Provided records start

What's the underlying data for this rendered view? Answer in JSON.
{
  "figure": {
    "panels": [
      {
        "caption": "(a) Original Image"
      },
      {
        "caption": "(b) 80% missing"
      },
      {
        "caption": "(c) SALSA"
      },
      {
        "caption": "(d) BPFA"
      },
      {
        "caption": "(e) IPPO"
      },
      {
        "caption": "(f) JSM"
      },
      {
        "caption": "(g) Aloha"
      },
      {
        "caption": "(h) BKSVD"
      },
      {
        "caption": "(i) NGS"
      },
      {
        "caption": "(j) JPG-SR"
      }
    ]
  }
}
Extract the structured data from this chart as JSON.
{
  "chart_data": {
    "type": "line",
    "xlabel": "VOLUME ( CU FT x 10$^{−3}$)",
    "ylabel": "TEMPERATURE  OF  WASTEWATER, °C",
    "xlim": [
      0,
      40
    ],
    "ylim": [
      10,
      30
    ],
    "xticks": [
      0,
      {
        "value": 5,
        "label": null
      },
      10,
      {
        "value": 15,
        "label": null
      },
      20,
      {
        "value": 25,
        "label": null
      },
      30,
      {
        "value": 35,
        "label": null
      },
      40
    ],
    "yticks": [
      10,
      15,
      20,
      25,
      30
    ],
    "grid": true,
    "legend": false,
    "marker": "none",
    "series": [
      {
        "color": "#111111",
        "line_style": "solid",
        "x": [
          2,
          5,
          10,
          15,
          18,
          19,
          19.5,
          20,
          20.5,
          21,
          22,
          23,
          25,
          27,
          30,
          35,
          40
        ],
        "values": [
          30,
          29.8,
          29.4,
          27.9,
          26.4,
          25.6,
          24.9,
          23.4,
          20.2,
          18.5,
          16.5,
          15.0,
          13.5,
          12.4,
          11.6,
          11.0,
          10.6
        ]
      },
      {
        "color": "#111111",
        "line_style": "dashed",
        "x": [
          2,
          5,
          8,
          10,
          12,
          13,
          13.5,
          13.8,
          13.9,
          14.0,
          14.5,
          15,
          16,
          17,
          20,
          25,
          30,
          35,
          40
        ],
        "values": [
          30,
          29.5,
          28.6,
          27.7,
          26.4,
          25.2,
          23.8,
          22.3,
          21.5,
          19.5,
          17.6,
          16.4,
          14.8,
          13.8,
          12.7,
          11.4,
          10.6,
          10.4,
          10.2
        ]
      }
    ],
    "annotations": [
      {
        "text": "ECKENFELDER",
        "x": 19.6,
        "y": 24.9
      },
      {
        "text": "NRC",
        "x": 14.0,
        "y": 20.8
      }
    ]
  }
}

Provided records end

Exercise goal: Write the whole listing out again. Keep every line exactly as it is.

Response:
What's the underlying data for this rendered view? Answer in JSON.
{
  "figure": {
    "panels": [
      {
        "caption": "(a) Original Image"
      },
      {
        "caption": "(b) 80% missing"
      },
      {
        "caption": "(c) SALSA"
      },
      {
        "caption": "(d) BPFA"
      },
      {
        "caption": "(e) IPPO"
      },
      {
        "caption": "(f) JSM"
      },
      {
        "caption": "(g) Aloha"
      },
      {
        "caption": "(h) BKSVD"
      },
      {
        "caption": "(i) NGS"
      },
      {
        "caption": "(j) JPG-SR"
      }
    ]
  }
}
Extract the structured data from this chart as JSON.
{
  "chart_data": {
    "type": "line",
    "xlabel": "VOLUME ( CU FT x 10$^{−3}$)",
    "ylabel": "TEMPERATURE  OF  WASTEWATER, °C",
    "xlim": [
      0,
      40
    ],
    "ylim": [
      10,
      30
    ],
    "xticks": [
      0,
      {
        "value": 5,
        "label": null
      },
      10,
      {
        "value": 15,
        "label": null
      },
      20,
      {
        "value": 25,
        "label": null
      },
      30,
      {
        "value": 35,
        "label": null
      },
      40
    ],
    "yticks": [
      10,
      15,
      20,
      25,
      30
    ],
    "grid": true,
    "legend": false,
    "marker": "none",
    "series": [
      {
        "color": "#111111",
        "line_style": "solid",
        "x": [
          2,
          5,
          10,
          15,
          18,
          19,
          19.5,
          20,
          20.5,
          21,
          22,
          23,
          25,
          27,
          30,
          35,
          40
        ],
        "values": [
          30,
          29.8,
          29.4,
          27.9,
          26.4,
          25.6,
          24.9,
          23.4,
          20.2,
          18.5,
          16.5,
          15.0,
          13.5,
          12.4,
          11.6,
          11.0,
          10.6
        ]
      },
      {
        "color": "#111111",
        "line_style": "dashed",
        "x": [
          2,
          5,
          8,
          10,
          12,
          13,
          13.5,
          13.8,
          13.9,
          14.0,
          14.5,
          15,
          16,
          17,
          20,
          25,
          30,
          35,
          40
        ],
        "values": [
          30,
          29.5,
          28.6,
          27.7,
          26.4,
          25.2,
          23.8,
          22.3,
          21.5,
          19.5,
          17.6,
          16.4,
          14.8,
          13.8,
          12.7,
          11.4,
          10.6,
          10.4,
          10.2
        ]
      }
    ],
    "annotations": [
      {
        "text": "ECKENFELDER",
        "x": 19.6,
        "y": 24.9
      },
      {
        "text": "NRC",
        "x": 14.0,
        "y": 20.8
      }
    ]
  }
}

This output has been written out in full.